> Aim of the exercise:
Filter out everything except lines holding "degradation".
══════════════════════════════
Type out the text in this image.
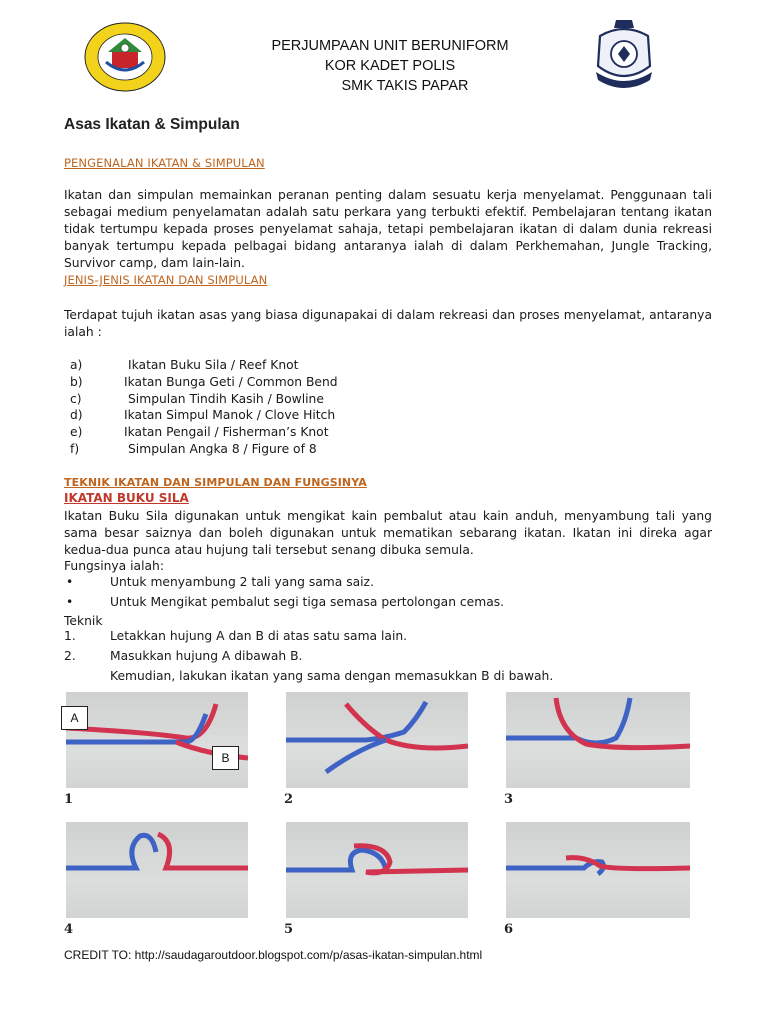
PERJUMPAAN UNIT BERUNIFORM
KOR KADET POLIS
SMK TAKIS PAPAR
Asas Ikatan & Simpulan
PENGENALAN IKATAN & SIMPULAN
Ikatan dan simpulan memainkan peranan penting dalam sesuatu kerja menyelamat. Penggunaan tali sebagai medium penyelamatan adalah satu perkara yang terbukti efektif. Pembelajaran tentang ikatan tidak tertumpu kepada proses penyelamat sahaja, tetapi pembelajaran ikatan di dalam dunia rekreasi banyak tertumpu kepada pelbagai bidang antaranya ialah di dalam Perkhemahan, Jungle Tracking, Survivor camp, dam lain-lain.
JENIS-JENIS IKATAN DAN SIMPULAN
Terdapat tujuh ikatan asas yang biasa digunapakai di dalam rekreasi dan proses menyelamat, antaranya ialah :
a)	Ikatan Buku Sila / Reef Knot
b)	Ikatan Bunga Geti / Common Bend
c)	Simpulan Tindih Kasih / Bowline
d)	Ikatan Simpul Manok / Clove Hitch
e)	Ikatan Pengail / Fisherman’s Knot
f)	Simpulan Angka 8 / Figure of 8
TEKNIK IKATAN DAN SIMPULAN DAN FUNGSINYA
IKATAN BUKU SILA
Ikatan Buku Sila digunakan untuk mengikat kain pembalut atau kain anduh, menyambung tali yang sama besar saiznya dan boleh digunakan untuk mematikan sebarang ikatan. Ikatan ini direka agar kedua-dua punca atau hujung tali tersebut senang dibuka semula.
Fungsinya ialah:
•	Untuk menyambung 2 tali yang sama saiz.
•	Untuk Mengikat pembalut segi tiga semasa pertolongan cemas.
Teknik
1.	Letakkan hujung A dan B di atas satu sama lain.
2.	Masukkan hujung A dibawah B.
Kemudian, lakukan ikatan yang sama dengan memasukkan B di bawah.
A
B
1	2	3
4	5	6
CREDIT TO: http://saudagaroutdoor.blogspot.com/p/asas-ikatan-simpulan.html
══════════════════════════════
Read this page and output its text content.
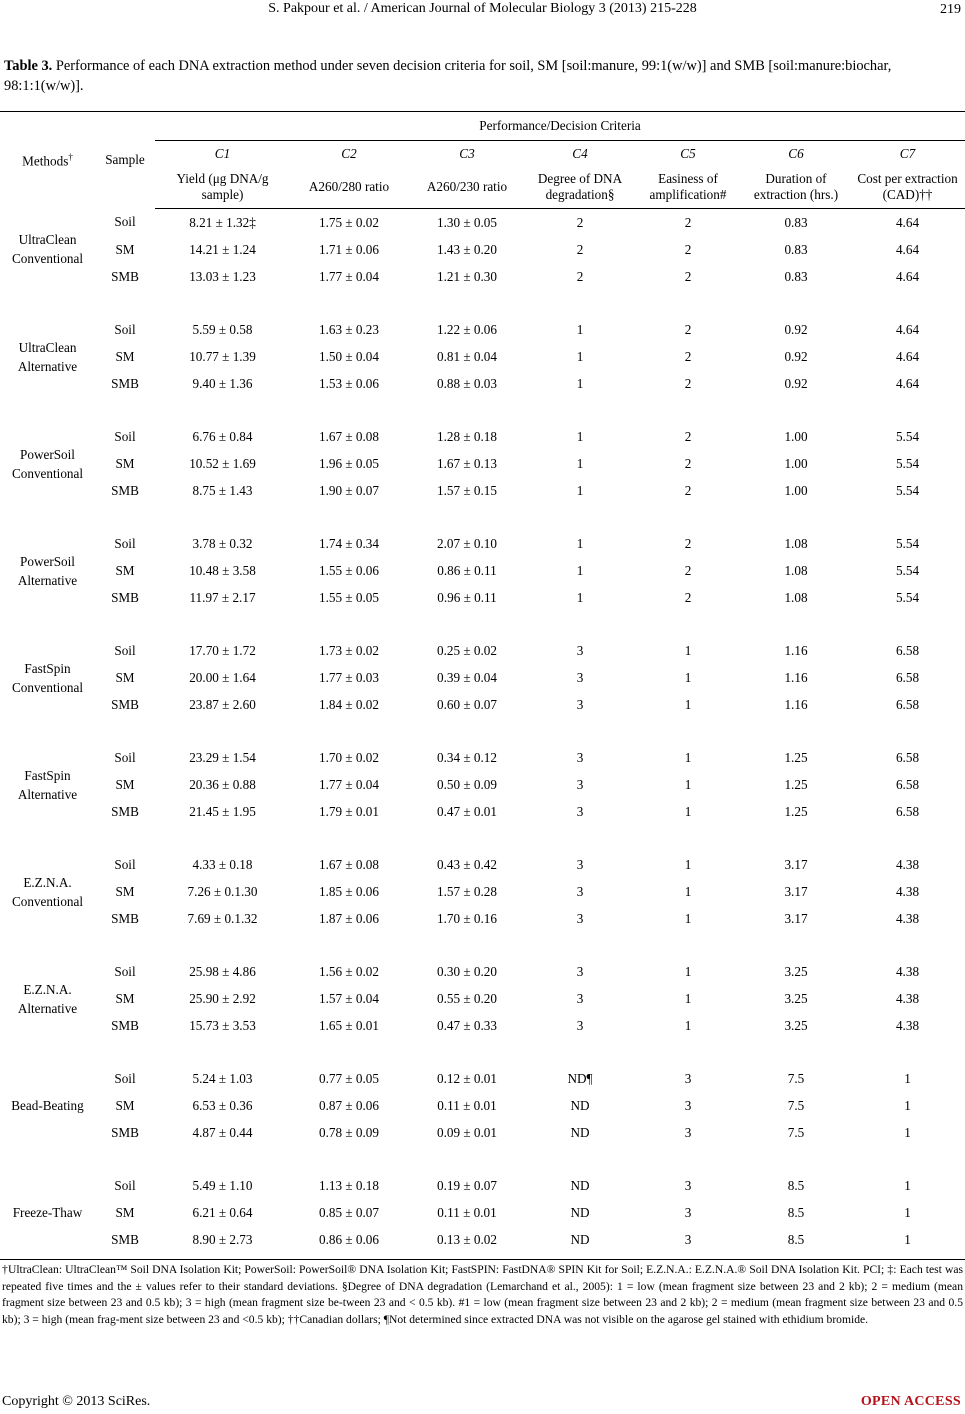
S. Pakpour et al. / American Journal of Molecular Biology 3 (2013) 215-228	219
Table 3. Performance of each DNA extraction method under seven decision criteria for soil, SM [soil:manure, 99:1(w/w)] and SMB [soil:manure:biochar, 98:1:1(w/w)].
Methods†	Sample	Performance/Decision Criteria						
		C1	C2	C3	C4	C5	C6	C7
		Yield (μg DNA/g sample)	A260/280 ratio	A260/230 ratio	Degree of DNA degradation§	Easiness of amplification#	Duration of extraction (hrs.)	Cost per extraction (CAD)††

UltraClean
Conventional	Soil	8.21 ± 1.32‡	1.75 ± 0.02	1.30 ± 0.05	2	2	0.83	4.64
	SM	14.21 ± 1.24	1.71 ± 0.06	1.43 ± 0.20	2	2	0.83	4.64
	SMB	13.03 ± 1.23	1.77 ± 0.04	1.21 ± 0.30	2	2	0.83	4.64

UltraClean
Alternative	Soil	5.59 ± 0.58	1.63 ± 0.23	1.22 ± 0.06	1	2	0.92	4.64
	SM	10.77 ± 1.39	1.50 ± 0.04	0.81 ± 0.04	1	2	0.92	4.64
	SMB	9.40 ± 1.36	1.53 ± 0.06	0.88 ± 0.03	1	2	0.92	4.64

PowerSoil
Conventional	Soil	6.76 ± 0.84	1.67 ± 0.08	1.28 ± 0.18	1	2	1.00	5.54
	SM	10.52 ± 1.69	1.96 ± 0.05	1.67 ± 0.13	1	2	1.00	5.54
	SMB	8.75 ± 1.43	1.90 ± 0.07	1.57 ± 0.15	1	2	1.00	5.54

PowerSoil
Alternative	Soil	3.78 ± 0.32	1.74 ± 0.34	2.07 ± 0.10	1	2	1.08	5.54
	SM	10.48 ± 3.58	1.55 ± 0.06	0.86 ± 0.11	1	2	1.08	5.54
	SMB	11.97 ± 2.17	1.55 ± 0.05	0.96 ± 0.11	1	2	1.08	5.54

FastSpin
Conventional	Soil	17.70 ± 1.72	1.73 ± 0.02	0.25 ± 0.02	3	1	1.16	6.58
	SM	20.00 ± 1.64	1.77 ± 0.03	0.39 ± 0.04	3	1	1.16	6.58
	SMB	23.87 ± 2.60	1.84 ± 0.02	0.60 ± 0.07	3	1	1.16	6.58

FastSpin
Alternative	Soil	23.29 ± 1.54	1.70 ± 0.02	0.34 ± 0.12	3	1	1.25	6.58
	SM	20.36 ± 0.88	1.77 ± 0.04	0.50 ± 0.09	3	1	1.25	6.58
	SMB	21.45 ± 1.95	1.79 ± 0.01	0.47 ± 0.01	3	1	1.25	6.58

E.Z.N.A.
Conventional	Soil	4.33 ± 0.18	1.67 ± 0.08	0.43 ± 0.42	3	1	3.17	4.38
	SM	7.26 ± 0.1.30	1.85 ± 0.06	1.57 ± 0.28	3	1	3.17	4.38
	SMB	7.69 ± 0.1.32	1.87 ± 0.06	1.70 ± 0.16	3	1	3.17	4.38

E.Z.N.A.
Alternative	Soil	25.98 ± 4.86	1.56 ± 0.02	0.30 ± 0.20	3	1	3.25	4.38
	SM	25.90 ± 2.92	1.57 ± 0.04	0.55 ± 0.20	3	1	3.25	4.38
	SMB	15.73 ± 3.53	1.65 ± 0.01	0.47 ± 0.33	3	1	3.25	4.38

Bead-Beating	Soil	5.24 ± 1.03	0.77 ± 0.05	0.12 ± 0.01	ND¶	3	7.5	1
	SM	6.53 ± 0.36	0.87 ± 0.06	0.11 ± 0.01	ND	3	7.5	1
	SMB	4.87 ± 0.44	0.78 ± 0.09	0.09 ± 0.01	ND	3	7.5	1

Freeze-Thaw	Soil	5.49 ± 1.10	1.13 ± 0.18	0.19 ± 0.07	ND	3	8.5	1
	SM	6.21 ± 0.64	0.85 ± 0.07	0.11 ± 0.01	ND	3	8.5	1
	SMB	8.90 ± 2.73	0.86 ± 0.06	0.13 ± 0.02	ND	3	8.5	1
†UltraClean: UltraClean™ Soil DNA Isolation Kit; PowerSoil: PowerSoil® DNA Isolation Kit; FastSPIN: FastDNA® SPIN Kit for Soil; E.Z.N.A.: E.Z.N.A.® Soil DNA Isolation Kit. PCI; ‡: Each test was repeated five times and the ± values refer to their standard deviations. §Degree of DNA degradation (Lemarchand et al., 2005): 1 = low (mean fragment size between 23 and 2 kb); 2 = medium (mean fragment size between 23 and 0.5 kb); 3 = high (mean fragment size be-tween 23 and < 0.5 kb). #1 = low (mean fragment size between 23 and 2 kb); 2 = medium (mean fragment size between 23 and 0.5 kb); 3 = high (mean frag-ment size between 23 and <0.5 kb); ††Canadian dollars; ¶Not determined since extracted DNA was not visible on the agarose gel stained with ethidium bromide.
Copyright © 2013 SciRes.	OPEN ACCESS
══════════════════════════════
> Exercise response:
		Yield (μg DNA/g sample)	A260/280 ratio	A260/230 ratio	Degree of DNA degradation§	Easiness of amplification#	Duration of extraction (hrs.)	Cost per extraction (CAD)††
†UltraClean: UltraClean™ Soil DNA Isolation Kit; PowerSoil: PowerSoil® DNA Isolation Kit; FastSPIN: FastDNA® SPIN Kit for Soil; E.Z.N.A.: E.Z.N.A.® Soil DNA Isolation Kit. PCI; ‡: Each test was repeated five times and the ± values refer to their standard deviations. §Degree of DNA degradation (Lemarchand et al., 2005): 1 = low (mean fragment size between 23 and 2 kb); 2 = medium (mean fragment size between 23 and 0.5 kb); 3 = high (mean fragment size be-tween 23 and < 0.5 kb). #1 = low (mean fragment size between 23 and 2 kb); 2 = medium (mean fragment size between 23 and 0.5 kb); 3 = high (mean frag-ment size between 23 and <0.5 kb); ††Canadian dollars; ¶Not determined since extracted DNA was not visible on the agarose gel stained with ethidium bromide.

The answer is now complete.